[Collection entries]
/---
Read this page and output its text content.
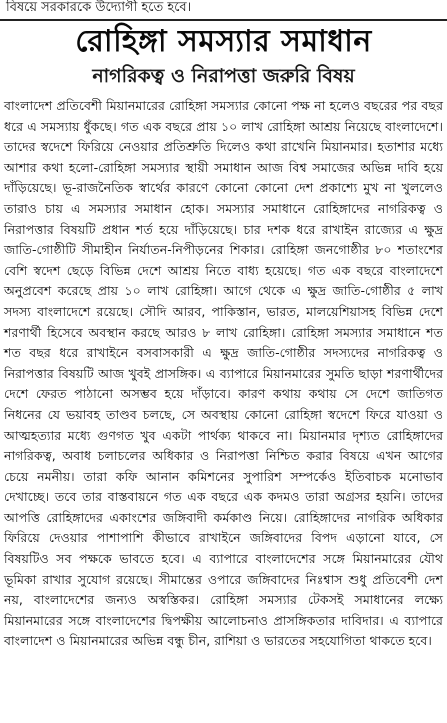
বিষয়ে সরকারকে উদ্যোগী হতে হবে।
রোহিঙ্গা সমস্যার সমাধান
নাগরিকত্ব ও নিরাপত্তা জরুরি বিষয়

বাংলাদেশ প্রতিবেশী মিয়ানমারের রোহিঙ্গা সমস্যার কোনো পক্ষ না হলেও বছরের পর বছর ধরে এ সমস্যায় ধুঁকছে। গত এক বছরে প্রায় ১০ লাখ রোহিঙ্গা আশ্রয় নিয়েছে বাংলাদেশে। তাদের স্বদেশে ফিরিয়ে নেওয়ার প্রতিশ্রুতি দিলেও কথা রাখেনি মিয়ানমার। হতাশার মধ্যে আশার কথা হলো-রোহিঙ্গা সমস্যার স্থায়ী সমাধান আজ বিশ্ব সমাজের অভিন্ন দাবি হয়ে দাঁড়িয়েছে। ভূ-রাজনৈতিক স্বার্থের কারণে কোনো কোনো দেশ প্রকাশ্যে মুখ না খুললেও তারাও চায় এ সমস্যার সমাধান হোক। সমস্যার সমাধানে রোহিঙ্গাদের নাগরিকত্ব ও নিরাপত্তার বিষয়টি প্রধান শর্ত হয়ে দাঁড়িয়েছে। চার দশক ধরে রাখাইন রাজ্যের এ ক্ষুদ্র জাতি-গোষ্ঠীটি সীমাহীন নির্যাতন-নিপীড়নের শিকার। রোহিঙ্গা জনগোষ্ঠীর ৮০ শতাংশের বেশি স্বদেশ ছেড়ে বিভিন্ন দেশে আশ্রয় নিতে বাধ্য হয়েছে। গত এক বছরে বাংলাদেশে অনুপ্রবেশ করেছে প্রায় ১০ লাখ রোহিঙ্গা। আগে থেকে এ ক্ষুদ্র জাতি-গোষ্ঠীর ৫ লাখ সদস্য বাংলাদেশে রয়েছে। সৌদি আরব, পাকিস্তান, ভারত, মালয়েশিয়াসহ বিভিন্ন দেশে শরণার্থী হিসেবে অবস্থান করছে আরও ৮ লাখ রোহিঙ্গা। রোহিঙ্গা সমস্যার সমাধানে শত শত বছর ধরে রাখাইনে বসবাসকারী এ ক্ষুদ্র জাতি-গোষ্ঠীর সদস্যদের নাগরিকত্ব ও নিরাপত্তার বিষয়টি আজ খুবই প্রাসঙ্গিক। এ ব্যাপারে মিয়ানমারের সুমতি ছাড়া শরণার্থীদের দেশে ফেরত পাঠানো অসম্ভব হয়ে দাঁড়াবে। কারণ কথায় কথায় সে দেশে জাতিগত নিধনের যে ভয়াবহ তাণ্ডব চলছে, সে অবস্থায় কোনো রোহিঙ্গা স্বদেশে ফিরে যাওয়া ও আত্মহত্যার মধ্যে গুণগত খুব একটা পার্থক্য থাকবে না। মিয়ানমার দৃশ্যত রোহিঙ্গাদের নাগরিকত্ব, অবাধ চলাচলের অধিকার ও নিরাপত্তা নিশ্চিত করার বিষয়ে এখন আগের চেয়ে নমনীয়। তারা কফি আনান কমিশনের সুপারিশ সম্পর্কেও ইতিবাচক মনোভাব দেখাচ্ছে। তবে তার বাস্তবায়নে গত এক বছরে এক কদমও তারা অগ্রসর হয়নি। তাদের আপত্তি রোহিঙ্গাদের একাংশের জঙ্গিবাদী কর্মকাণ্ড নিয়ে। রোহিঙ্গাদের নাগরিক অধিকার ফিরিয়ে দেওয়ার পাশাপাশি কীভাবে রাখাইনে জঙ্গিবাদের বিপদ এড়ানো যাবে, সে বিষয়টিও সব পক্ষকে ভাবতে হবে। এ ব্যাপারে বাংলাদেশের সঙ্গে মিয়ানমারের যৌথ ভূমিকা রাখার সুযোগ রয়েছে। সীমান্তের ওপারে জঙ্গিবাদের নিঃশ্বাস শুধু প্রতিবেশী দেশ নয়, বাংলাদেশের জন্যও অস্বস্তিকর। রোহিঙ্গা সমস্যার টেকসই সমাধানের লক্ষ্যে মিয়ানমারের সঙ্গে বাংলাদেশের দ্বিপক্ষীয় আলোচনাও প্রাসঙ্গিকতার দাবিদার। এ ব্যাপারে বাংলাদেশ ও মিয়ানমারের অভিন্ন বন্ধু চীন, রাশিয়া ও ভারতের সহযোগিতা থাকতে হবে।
\---
/---
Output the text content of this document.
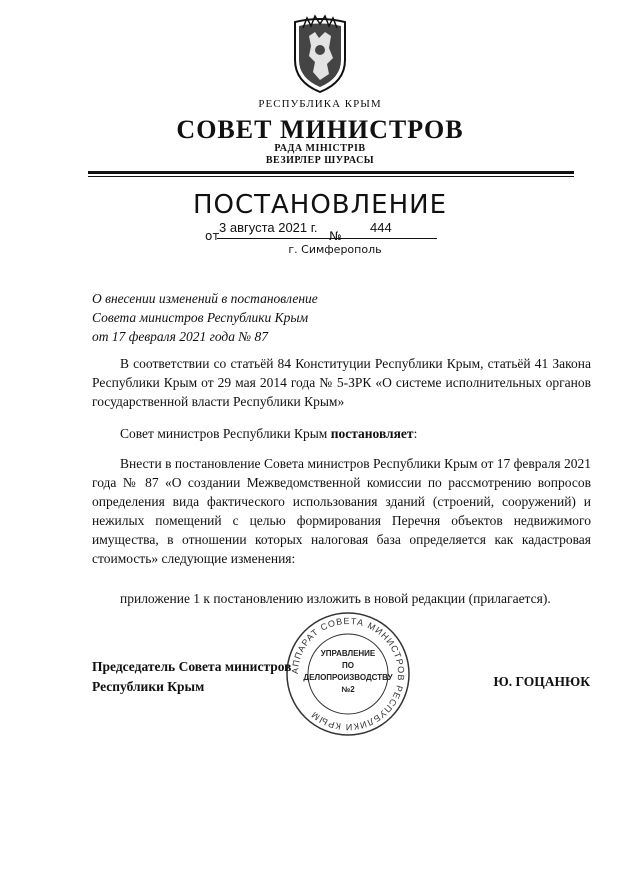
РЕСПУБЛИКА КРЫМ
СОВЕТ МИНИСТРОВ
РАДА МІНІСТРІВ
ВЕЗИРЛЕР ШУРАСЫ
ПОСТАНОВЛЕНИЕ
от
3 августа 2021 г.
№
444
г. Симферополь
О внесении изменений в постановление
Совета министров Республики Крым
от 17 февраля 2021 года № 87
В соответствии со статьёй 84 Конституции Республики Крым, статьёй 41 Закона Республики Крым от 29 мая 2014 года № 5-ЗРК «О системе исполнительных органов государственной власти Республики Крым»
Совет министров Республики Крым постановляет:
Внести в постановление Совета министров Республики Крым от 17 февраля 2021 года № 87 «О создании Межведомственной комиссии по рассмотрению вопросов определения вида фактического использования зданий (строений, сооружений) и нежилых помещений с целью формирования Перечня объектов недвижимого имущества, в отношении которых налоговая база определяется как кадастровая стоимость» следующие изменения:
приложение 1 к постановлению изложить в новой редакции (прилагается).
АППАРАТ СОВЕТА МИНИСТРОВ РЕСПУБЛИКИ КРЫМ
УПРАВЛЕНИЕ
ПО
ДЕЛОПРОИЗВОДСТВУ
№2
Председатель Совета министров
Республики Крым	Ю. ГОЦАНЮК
\---
/---
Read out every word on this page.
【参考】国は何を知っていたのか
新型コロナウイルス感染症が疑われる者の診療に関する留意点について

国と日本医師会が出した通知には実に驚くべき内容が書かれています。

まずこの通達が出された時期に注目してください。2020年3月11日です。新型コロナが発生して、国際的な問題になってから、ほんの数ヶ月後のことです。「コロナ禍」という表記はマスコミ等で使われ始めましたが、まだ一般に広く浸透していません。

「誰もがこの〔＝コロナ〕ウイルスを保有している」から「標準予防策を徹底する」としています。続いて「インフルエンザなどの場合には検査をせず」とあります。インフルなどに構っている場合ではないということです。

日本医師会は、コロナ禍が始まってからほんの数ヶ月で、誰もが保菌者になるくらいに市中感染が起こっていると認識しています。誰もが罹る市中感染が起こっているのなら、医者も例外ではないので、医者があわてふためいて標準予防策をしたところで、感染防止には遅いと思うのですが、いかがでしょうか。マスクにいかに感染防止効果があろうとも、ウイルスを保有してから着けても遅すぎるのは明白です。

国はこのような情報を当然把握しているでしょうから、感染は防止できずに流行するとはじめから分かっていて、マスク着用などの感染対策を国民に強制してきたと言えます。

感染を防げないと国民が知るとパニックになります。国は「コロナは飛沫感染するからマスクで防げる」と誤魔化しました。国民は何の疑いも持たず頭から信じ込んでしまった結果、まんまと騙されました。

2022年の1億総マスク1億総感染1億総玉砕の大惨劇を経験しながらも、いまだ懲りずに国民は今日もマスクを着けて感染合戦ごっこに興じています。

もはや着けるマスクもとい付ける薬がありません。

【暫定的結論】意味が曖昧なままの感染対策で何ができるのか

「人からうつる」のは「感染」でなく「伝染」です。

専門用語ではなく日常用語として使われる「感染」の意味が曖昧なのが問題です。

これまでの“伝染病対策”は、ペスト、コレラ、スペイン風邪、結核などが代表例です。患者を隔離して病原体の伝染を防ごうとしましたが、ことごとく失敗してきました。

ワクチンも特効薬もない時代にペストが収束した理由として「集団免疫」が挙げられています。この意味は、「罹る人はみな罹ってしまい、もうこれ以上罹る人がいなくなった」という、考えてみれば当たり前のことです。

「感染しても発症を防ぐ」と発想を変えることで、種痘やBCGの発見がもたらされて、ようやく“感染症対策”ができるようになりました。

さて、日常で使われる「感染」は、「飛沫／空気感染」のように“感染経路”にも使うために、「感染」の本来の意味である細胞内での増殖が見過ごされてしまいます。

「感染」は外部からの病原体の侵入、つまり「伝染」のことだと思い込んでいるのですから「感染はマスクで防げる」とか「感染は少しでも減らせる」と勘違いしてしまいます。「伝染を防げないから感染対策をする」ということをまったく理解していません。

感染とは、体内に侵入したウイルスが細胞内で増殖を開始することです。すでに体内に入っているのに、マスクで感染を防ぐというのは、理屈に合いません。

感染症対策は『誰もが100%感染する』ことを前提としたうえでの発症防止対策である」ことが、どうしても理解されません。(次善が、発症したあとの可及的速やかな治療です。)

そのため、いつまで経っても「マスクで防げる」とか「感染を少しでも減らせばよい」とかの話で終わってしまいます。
\---
STATED PROBLEM:
Count the lines in the entries that hold the word "page", and give nothing but the total.

THE REPLY:
2